■ **Short task**
Return a copy of each line that holds the string "Storage".
[start]
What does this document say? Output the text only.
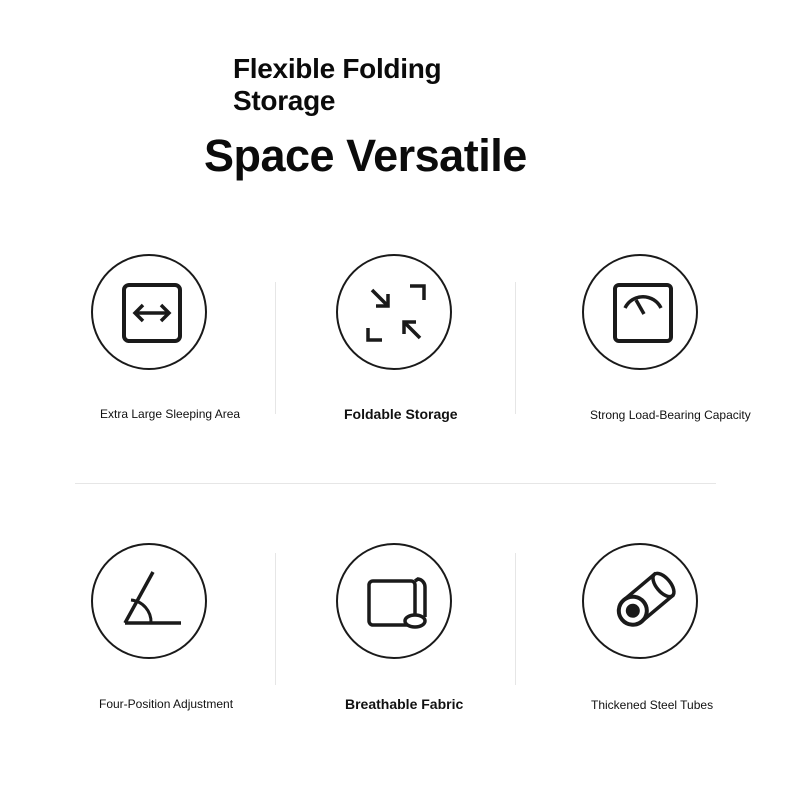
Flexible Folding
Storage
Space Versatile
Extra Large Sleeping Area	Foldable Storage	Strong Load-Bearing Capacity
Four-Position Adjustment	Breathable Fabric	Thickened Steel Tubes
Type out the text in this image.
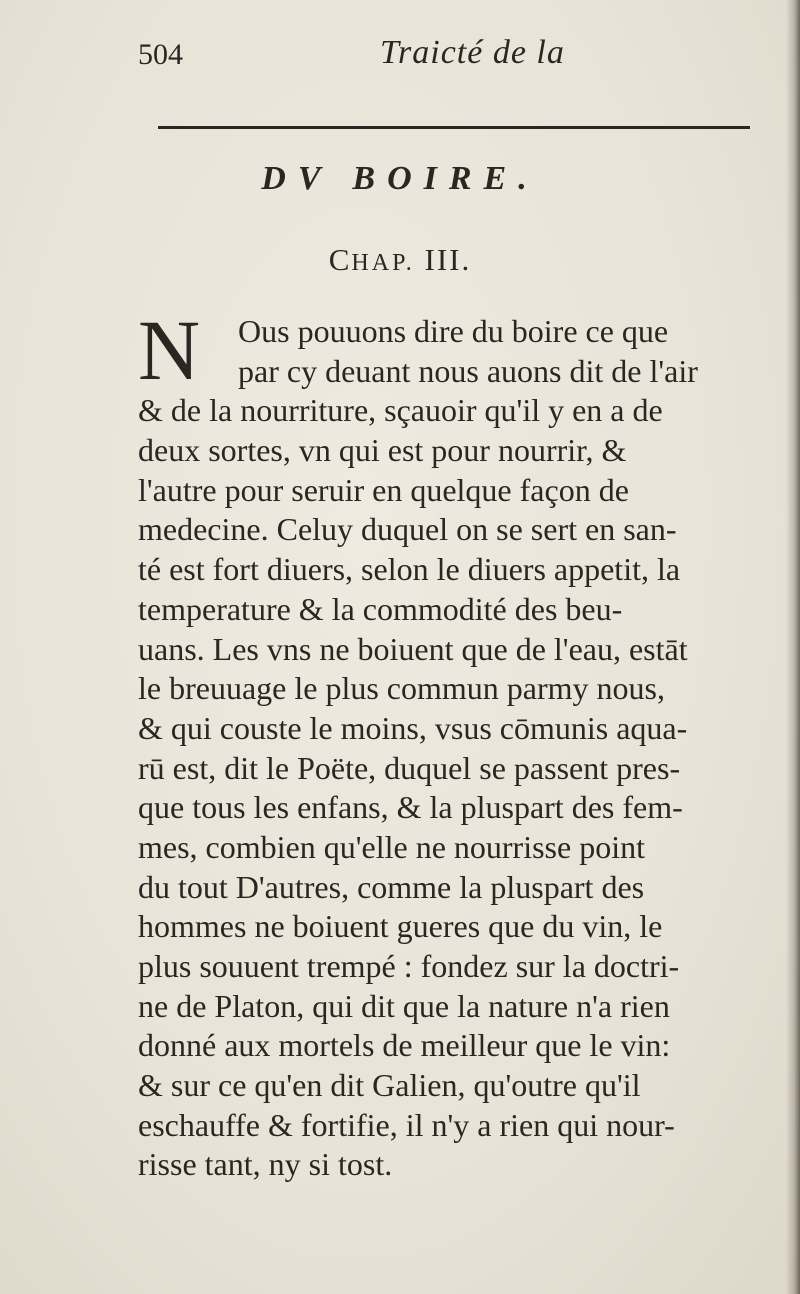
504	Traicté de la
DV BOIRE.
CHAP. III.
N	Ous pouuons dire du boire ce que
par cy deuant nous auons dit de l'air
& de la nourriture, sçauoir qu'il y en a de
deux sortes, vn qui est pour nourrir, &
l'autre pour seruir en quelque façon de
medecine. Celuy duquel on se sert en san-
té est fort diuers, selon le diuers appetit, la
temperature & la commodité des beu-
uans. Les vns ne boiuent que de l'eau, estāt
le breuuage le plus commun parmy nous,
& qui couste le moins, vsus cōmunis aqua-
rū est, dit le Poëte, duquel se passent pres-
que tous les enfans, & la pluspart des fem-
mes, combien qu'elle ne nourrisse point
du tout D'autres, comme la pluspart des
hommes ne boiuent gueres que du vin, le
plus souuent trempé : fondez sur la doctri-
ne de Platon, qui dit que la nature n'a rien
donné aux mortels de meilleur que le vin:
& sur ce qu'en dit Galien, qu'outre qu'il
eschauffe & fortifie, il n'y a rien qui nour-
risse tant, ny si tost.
[end]
[start]
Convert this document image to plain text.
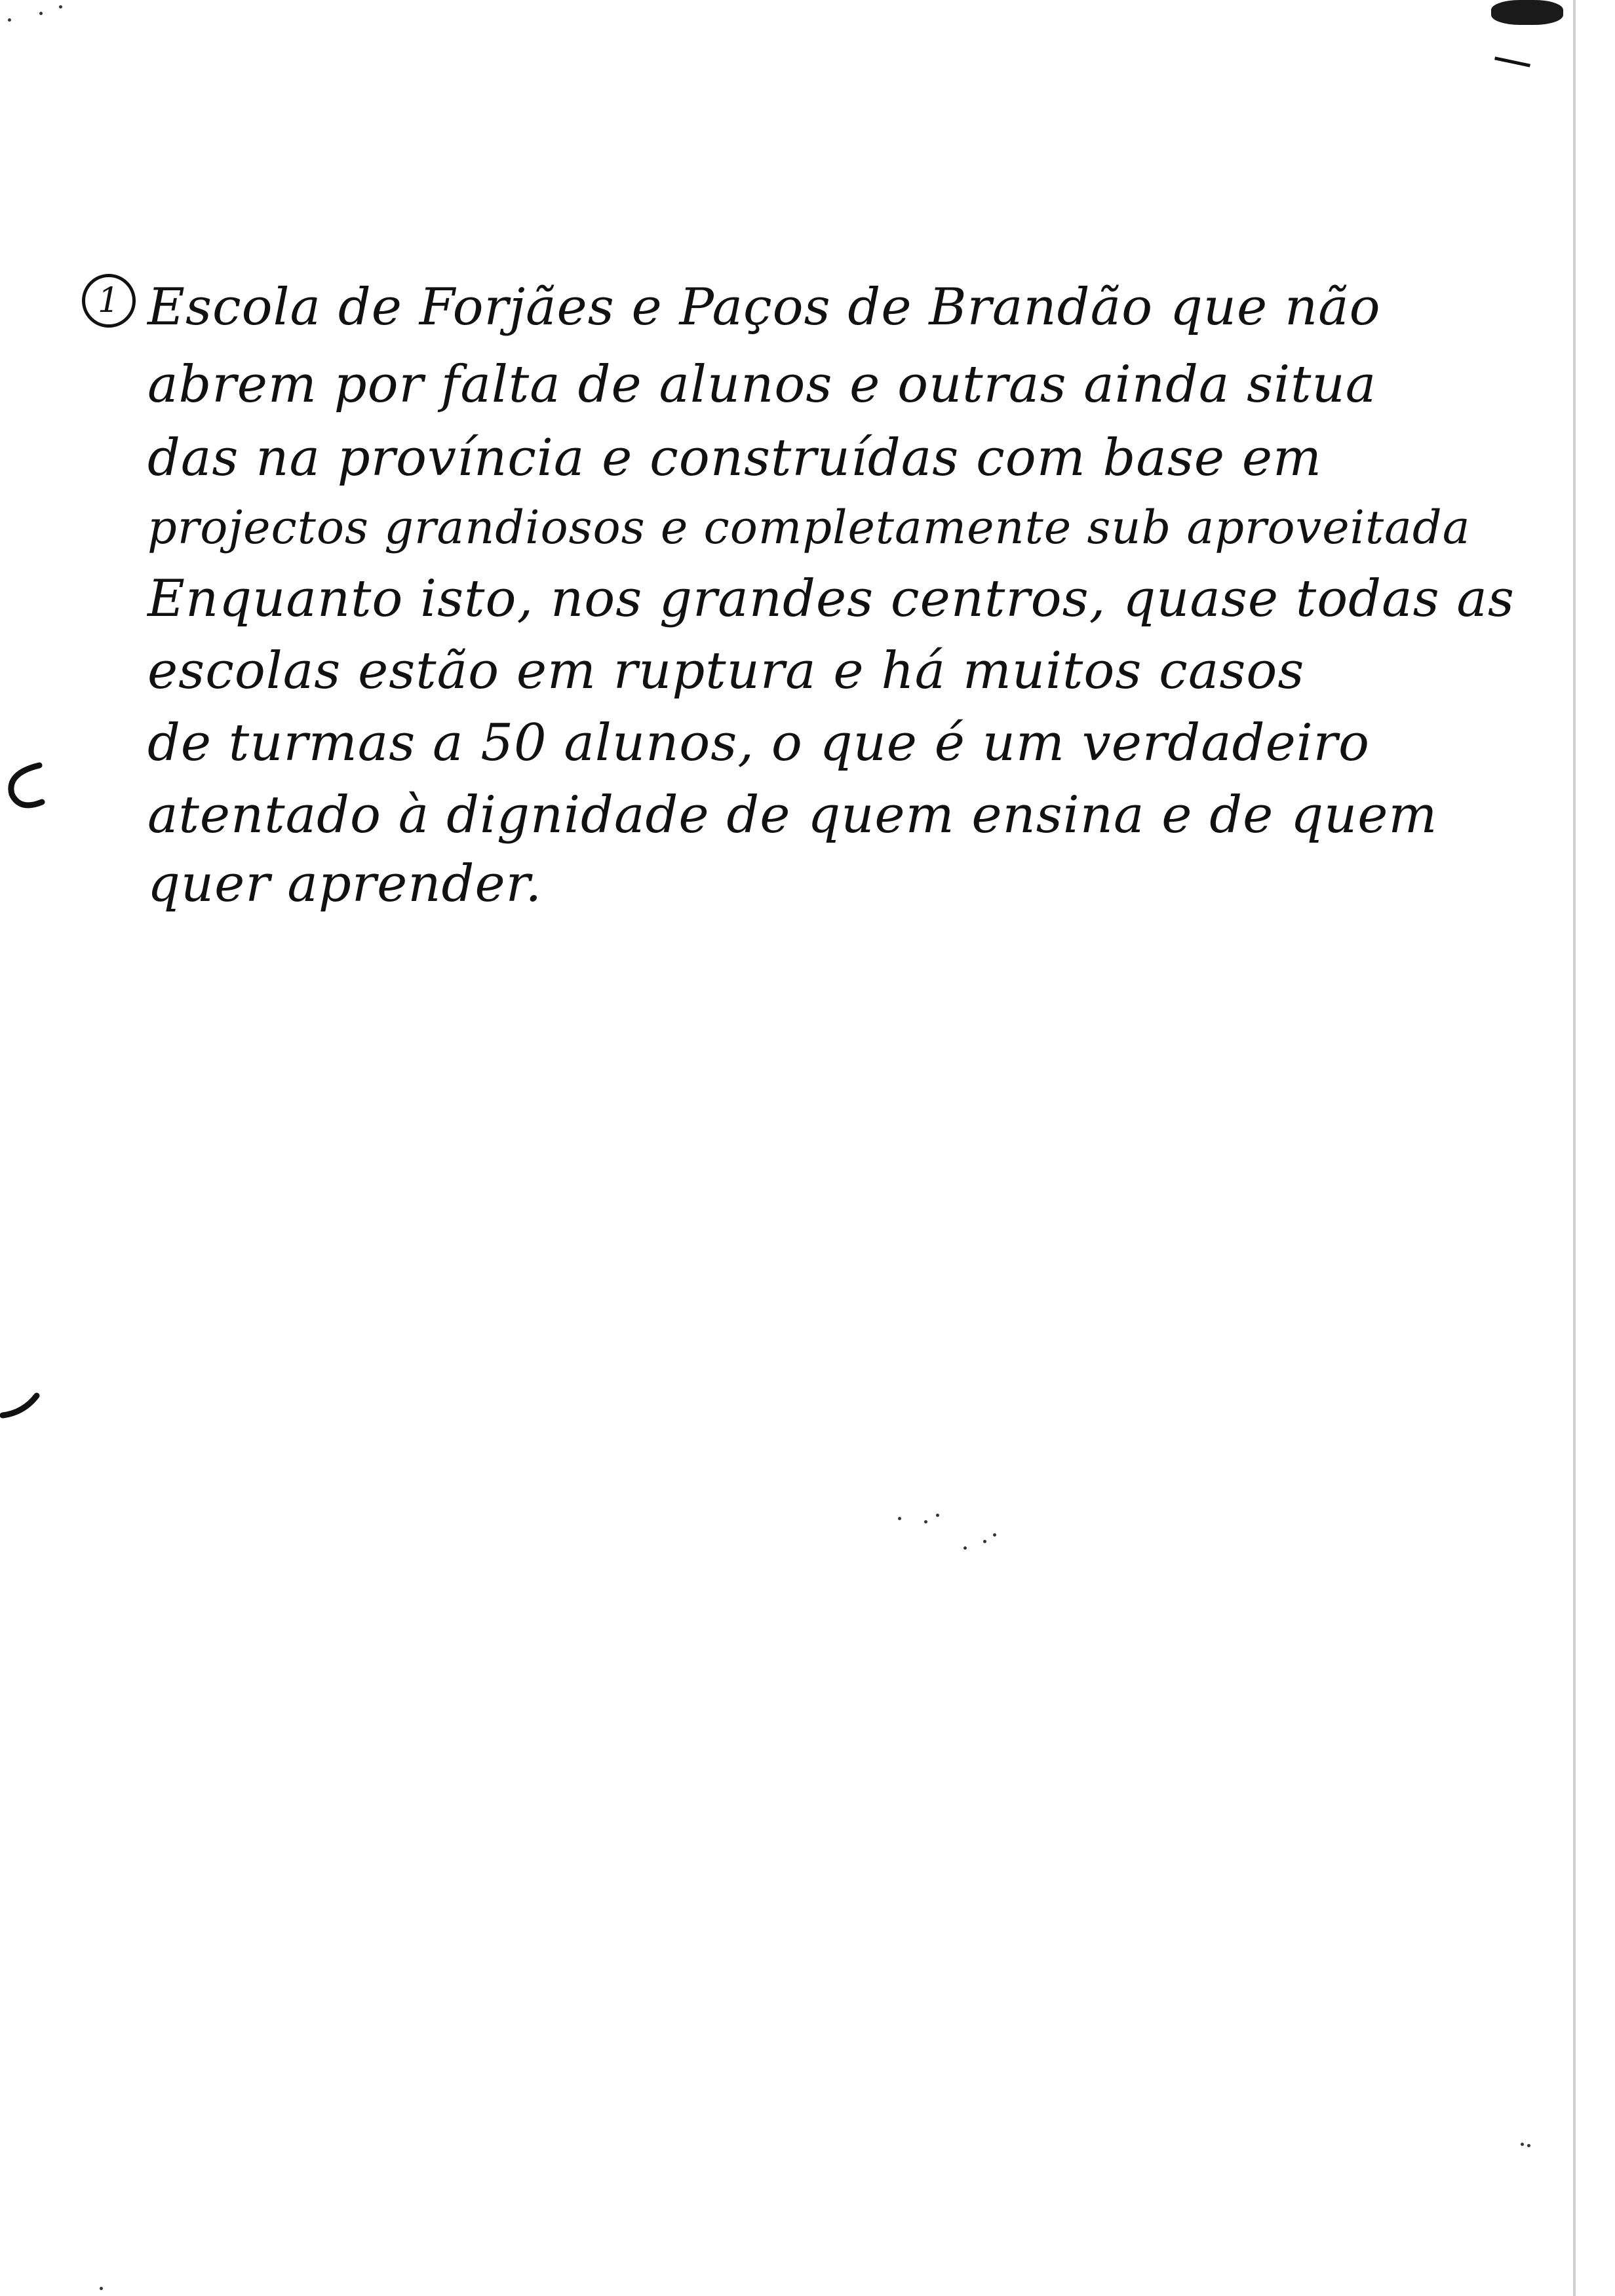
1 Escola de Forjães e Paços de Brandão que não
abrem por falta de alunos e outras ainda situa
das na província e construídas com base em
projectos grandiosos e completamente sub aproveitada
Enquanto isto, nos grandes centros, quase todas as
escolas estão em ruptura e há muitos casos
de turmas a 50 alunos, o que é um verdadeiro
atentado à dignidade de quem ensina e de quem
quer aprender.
[end]
[start]
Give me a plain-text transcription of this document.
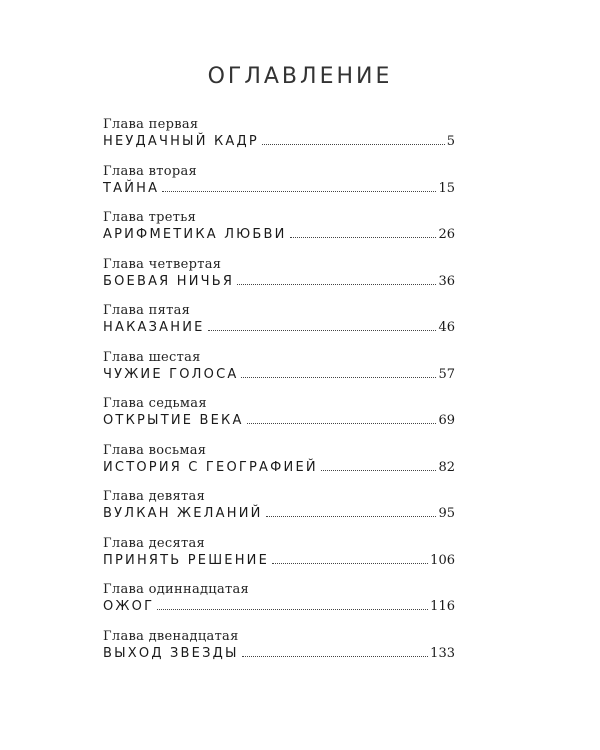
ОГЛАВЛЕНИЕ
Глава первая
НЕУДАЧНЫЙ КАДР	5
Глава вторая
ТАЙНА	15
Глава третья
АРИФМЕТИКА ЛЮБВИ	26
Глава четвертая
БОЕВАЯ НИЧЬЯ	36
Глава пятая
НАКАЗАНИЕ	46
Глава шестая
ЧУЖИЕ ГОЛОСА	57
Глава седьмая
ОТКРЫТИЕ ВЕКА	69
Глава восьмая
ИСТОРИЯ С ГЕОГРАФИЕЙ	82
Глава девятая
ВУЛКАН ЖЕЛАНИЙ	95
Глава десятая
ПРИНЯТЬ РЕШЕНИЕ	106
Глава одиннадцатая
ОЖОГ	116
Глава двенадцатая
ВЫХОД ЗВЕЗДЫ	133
[end]
■ **Full response**
Storage
Extra Large Sleeping Area	Foldable Storage	Strong Load-Bearing Capacity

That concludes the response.